[PROVIDED DATA]:
************
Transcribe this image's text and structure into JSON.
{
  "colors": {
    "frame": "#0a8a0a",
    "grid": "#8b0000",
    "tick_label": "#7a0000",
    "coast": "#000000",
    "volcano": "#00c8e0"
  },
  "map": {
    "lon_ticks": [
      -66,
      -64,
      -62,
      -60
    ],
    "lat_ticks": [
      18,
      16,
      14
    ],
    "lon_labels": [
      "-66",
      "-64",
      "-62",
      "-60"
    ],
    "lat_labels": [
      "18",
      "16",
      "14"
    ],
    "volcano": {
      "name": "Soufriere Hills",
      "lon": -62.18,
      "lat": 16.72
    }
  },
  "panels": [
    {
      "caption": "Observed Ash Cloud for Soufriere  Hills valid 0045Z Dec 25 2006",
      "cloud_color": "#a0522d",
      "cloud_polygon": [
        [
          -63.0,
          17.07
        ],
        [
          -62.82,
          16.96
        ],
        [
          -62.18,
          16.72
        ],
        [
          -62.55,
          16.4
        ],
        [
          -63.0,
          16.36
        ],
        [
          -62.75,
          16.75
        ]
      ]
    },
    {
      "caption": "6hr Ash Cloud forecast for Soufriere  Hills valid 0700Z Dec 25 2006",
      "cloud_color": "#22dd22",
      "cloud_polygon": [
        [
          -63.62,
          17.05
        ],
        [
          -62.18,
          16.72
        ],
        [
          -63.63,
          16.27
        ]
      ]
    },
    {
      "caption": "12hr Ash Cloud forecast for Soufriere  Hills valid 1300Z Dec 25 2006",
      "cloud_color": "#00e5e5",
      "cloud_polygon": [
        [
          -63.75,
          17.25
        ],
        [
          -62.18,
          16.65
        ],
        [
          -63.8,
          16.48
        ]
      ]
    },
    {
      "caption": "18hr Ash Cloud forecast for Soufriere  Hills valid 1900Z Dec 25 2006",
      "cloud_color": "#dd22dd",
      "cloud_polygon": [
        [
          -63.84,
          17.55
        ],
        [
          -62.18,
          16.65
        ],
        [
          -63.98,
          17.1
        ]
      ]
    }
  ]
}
************
[WHAT THE TASK REQUIRES]: Send back all of the entries exactly, with nothing missing.

[CORRECT ANSWER]:
Transcribe this image's text and structure into JSON.
{
  "colors": {
    "frame": "#0a8a0a",
    "grid": "#8b0000",
    "tick_label": "#7a0000",
    "coast": "#000000",
    "volcano": "#00c8e0"
  },
  "map": {
    "lon_ticks": [
      -66,
      -64,
      -62,
      -60
    ],
    "lat_ticks": [
      18,
      16,
      14
    ],
    "lon_labels": [
      "-66",
      "-64",
      "-62",
      "-60"
    ],
    "lat_labels": [
      "18",
      "16",
      "14"
    ],
    "volcano": {
      "name": "Soufriere Hills",
      "lon": -62.18,
      "lat": 16.72
    }
  },
  "panels": [
    {
      "caption": "Observed Ash Cloud for Soufriere  Hills valid 0045Z Dec 25 2006",
      "cloud_color": "#a0522d",
      "cloud_polygon": [
        [
          -63.0,
          17.07
        ],
        [
          -62.82,
          16.96
        ],
        [
          -62.18,
          16.72
        ],
        [
          -62.55,
          16.4
        ],
        [
          -63.0,
          16.36
        ],
        [
          -62.75,
          16.75
        ]
      ]
    },
    {
      "caption": "6hr Ash Cloud forecast for Soufriere  Hills valid 0700Z Dec 25 2006",
      "cloud_color": "#22dd22",
      "cloud_polygon": [
        [
          -63.62,
          17.05
        ],
        [
          -62.18,
          16.72
        ],
        [
          -63.63,
          16.27
        ]
      ]
    },
    {
      "caption": "12hr Ash Cloud forecast for Soufriere  Hills valid 1300Z Dec 25 2006",
      "cloud_color": "#00e5e5",
      "cloud_polygon": [
        [
          -63.75,
          17.25
        ],
        [
          -62.18,
          16.65
        ],
        [
          -63.8,
          16.48
        ]
      ]
    },
    {
      "caption": "18hr Ash Cloud forecast for Soufriere  Hills valid 1900Z Dec 25 2006",
      "cloud_color": "#dd22dd",
      "cloud_polygon": [
        [
          -63.84,
          17.55
        ],
        [
          -62.18,
          16.65
        ],
        [
          -63.98,
          17.1
        ]
      ]
    }
  ]
}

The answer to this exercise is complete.